Reproduce every one of the following records line by line, character for character, with nothing changed or left out.

## start Dataset content

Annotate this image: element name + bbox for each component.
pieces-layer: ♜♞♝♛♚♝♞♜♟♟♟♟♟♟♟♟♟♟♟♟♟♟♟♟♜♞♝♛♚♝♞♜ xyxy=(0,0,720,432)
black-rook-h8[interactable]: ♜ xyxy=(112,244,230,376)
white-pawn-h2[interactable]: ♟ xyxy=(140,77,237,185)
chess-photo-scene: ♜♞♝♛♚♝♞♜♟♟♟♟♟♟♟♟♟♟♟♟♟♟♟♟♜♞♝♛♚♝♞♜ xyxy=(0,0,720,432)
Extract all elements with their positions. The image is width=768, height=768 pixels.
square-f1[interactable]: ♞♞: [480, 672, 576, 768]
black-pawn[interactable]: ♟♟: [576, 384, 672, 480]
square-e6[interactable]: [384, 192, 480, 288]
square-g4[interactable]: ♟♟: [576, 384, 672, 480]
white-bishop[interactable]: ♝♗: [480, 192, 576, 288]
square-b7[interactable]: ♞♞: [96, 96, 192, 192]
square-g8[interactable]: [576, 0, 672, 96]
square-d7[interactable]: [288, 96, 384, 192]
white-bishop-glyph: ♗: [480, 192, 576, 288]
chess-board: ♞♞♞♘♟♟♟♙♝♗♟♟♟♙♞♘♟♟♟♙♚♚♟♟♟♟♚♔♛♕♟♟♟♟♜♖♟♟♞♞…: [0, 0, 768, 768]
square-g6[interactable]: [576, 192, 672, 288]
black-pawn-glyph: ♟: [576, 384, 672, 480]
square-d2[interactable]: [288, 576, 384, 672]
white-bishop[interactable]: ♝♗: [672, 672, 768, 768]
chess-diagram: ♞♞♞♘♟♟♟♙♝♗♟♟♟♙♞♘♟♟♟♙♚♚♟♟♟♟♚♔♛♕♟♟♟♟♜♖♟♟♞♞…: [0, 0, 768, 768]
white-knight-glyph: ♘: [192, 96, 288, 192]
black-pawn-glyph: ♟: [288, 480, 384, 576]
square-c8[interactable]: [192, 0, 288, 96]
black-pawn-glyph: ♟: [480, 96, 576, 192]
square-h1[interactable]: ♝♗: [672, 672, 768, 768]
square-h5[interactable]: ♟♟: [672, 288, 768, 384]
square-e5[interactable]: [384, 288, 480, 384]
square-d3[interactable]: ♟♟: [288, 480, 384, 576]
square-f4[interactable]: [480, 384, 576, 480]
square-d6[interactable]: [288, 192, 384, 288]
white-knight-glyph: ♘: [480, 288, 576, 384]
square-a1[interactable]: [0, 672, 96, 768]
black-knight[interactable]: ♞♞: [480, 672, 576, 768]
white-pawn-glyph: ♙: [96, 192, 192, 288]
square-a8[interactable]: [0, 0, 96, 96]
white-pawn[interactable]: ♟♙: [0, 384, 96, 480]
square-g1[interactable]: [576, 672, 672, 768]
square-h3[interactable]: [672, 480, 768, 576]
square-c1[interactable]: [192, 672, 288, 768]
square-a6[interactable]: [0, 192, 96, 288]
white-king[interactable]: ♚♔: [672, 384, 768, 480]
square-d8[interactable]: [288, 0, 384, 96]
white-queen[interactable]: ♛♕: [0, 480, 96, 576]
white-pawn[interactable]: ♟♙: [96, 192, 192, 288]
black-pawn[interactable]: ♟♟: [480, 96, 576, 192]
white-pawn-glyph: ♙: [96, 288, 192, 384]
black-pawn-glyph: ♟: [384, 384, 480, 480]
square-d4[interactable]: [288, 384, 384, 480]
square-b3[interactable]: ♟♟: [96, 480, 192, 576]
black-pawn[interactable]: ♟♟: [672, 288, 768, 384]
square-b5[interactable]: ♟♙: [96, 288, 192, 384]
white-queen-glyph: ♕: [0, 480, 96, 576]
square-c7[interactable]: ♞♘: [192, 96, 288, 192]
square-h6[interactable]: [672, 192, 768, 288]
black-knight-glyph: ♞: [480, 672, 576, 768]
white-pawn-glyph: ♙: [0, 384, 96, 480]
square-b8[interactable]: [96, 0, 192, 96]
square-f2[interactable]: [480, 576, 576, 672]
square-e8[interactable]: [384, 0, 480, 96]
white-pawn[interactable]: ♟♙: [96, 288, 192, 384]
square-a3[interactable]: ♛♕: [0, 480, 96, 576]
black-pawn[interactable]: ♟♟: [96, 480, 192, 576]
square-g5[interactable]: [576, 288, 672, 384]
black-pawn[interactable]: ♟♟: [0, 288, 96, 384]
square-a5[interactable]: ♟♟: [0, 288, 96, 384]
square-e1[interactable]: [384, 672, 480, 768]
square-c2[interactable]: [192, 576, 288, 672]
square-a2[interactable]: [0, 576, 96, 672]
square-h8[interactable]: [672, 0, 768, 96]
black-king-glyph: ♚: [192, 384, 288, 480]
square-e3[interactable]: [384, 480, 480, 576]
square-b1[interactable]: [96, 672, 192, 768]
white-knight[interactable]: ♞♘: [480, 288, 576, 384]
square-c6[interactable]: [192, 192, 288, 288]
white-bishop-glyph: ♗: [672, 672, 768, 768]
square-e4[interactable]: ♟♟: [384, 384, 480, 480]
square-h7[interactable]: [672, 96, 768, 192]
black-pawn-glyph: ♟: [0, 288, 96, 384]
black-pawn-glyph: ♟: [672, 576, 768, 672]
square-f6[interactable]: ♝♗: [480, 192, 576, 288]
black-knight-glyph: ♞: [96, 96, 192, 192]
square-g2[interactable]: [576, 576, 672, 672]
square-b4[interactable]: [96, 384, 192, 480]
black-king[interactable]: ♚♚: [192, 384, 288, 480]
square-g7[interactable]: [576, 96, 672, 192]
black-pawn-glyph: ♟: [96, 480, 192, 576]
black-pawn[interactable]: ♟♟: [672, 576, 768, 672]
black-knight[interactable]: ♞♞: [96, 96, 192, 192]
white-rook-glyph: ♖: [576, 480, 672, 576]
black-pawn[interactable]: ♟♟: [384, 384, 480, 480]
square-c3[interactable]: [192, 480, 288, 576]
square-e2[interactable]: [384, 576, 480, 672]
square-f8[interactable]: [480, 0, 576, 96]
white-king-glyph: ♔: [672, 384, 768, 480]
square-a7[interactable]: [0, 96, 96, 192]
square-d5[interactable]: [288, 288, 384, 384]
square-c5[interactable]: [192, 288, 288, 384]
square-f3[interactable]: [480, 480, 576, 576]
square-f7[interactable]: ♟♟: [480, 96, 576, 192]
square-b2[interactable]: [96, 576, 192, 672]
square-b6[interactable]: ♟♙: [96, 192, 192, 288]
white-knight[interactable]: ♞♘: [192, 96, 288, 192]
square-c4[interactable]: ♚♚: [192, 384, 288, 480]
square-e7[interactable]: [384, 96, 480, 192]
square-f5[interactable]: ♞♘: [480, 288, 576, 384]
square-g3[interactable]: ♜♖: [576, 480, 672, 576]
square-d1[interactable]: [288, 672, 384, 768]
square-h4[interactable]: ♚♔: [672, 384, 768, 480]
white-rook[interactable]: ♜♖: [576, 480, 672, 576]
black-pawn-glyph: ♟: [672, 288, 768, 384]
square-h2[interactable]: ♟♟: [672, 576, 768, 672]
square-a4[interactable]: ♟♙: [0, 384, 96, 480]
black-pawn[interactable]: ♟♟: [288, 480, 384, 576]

## end Dataset content

● **Answer to the problem**
Annotate this image: element name + bbox for each component.
pieces-layer: ♜♞♝♛♚♝♞♜♟♟♟♟♟♟♟♟♟♟♟♟♟♟♟♟♜♞♝♛♚♝♞♜ xyxy=(0,0,720,432)
black-rook-h8[interactable]: ♜ xyxy=(112,244,230,376)
white-pawn-h2[interactable]: ♟ xyxy=(140,77,237,185)
chess-photo-scene: ♜♞♝♛♚♝♞♜♟♟♟♟♟♟♟♟♟♟♟♟♟♟♟♟♜♞♝♛♚♝♞♜ xyxy=(0,0,720,432)
Extract all elements with their positions. The image is width=768, height=768 pixels.
square-f1[interactable]: ♞♞: [480, 672, 576, 768]
black-pawn[interactable]: ♟♟: [576, 384, 672, 480]
square-e6[interactable]: [384, 192, 480, 288]
square-g4[interactable]: ♟♟: [576, 384, 672, 480]
white-bishop[interactable]: ♝♗: [480, 192, 576, 288]
square-b7[interactable]: ♞♞: [96, 96, 192, 192]
square-g8[interactable]: [576, 0, 672, 96]
square-d7[interactable]: [288, 96, 384, 192]
white-bishop-glyph: ♗: [480, 192, 576, 288]
chess-board: ♞♞♞♘♟♟♟♙♝♗♟♟♟♙♞♘♟♟♟♙♚♚♟♟♟♟♚♔♛♕♟♟♟♟♜♖♟♟♞♞…: [0, 0, 768, 768]
square-g6[interactable]: [576, 192, 672, 288]
black-pawn-glyph: ♟: [576, 384, 672, 480]
square-d2[interactable]: [288, 576, 384, 672]
white-bishop[interactable]: ♝♗: [672, 672, 768, 768]
chess-diagram: ♞♞♞♘♟♟♟♙♝♗♟♟♟♙♞♘♟♟♟♙♚♚♟♟♟♟♚♔♛♕♟♟♟♟♜♖♟♟♞♞…: [0, 0, 768, 768]
white-knight-glyph: ♘: [192, 96, 288, 192]
black-pawn-glyph: ♟: [288, 480, 384, 576]
square-c8[interactable]: [192, 0, 288, 96]
black-pawn-glyph: ♟: [480, 96, 576, 192]
square-h1[interactable]: ♝♗: [672, 672, 768, 768]
square-h5[interactable]: ♟♟: [672, 288, 768, 384]
square-e5[interactable]: [384, 288, 480, 384]
square-d3[interactable]: ♟♟: [288, 480, 384, 576]
square-f4[interactable]: [480, 384, 576, 480]
square-d6[interactable]: [288, 192, 384, 288]
white-knight-glyph: ♘: [480, 288, 576, 384]
square-a1[interactable]: [0, 672, 96, 768]
black-knight[interactable]: ♞♞: [480, 672, 576, 768]
white-pawn-glyph: ♙: [96, 192, 192, 288]
square-a8[interactable]: [0, 0, 96, 96]
white-pawn[interactable]: ♟♙: [0, 384, 96, 480]
square-g1[interactable]: [576, 672, 672, 768]
square-h3[interactable]: [672, 480, 768, 576]
square-c1[interactable]: [192, 672, 288, 768]
square-a6[interactable]: [0, 192, 96, 288]
white-king[interactable]: ♚♔: [672, 384, 768, 480]
square-d8[interactable]: [288, 0, 384, 96]
white-queen[interactable]: ♛♕: [0, 480, 96, 576]
white-pawn[interactable]: ♟♙: [96, 192, 192, 288]
black-pawn[interactable]: ♟♟: [480, 96, 576, 192]
white-pawn-glyph: ♙: [96, 288, 192, 384]
black-pawn-glyph: ♟: [384, 384, 480, 480]
square-d4[interactable]: [288, 384, 384, 480]
square-b3[interactable]: ♟♟: [96, 480, 192, 576]
black-pawn[interactable]: ♟♟: [672, 288, 768, 384]
square-b5[interactable]: ♟♙: [96, 288, 192, 384]
white-queen-glyph: ♕: [0, 480, 96, 576]
square-c7[interactable]: ♞♘: [192, 96, 288, 192]
square-h6[interactable]: [672, 192, 768, 288]
black-knight-glyph: ♞: [480, 672, 576, 768]
white-pawn-glyph: ♙: [0, 384, 96, 480]
square-b8[interactable]: [96, 0, 192, 96]
square-f2[interactable]: [480, 576, 576, 672]
square-e8[interactable]: [384, 0, 480, 96]
white-pawn[interactable]: ♟♙: [96, 288, 192, 384]
square-a3[interactable]: ♛♕: [0, 480, 96, 576]
black-pawn[interactable]: ♟♟: [96, 480, 192, 576]
square-g5[interactable]: [576, 288, 672, 384]
black-pawn[interactable]: ♟♟: [0, 288, 96, 384]
square-a5[interactable]: ♟♟: [0, 288, 96, 384]
square-e1[interactable]: [384, 672, 480, 768]
square-c2[interactable]: [192, 576, 288, 672]
square-a2[interactable]: [0, 576, 96, 672]
square-h8[interactable]: [672, 0, 768, 96]
black-king-glyph: ♚: [192, 384, 288, 480]
square-e3[interactable]: [384, 480, 480, 576]
square-b1[interactable]: [96, 672, 192, 768]
white-knight[interactable]: ♞♘: [480, 288, 576, 384]
square-c6[interactable]: [192, 192, 288, 288]
white-bishop-glyph: ♗: [672, 672, 768, 768]
square-e4[interactable]: ♟♟: [384, 384, 480, 480]
square-h7[interactable]: [672, 96, 768, 192]
black-pawn-glyph: ♟: [0, 288, 96, 384]
black-pawn-glyph: ♟: [672, 576, 768, 672]
square-f6[interactable]: ♝♗: [480, 192, 576, 288]
black-knight-glyph: ♞: [96, 96, 192, 192]
square-g2[interactable]: [576, 576, 672, 672]
square-b4[interactable]: [96, 384, 192, 480]
black-king[interactable]: ♚♚: [192, 384, 288, 480]
square-g7[interactable]: [576, 96, 672, 192]
black-pawn-glyph: ♟: [96, 480, 192, 576]
black-pawn[interactable]: ♟♟: [672, 576, 768, 672]
black-knight[interactable]: ♞♞: [96, 96, 192, 192]
white-rook-glyph: ♖: [576, 480, 672, 576]
black-pawn[interactable]: ♟♟: [384, 384, 480, 480]
square-c3[interactable]: [192, 480, 288, 576]
square-e2[interactable]: [384, 576, 480, 672]
square-f8[interactable]: [480, 0, 576, 96]
white-king-glyph: ♔: [672, 384, 768, 480]
square-a7[interactable]: [0, 96, 96, 192]
square-d5[interactable]: [288, 288, 384, 384]
square-c5[interactable]: [192, 288, 288, 384]
square-f3[interactable]: [480, 480, 576, 576]
square-f7[interactable]: ♟♟: [480, 96, 576, 192]
square-b2[interactable]: [96, 576, 192, 672]
square-b6[interactable]: ♟♙: [96, 192, 192, 288]
white-knight[interactable]: ♞♘: [192, 96, 288, 192]
square-c4[interactable]: ♚♚: [192, 384, 288, 480]
square-e7[interactable]: [384, 96, 480, 192]
square-f5[interactable]: ♞♘: [480, 288, 576, 384]
square-g3[interactable]: ♜♖: [576, 480, 672, 576]
square-d1[interactable]: [288, 672, 384, 768]
square-h4[interactable]: ♚♔: [672, 384, 768, 480]
white-rook[interactable]: ♜♖: [576, 480, 672, 576]
black-pawn-glyph: ♟: [672, 288, 768, 384]
square-h2[interactable]: ♟♟: [672, 576, 768, 672]
square-a4[interactable]: ♟♙: [0, 384, 96, 480]
black-pawn[interactable]: ♟♟: [288, 480, 384, 576]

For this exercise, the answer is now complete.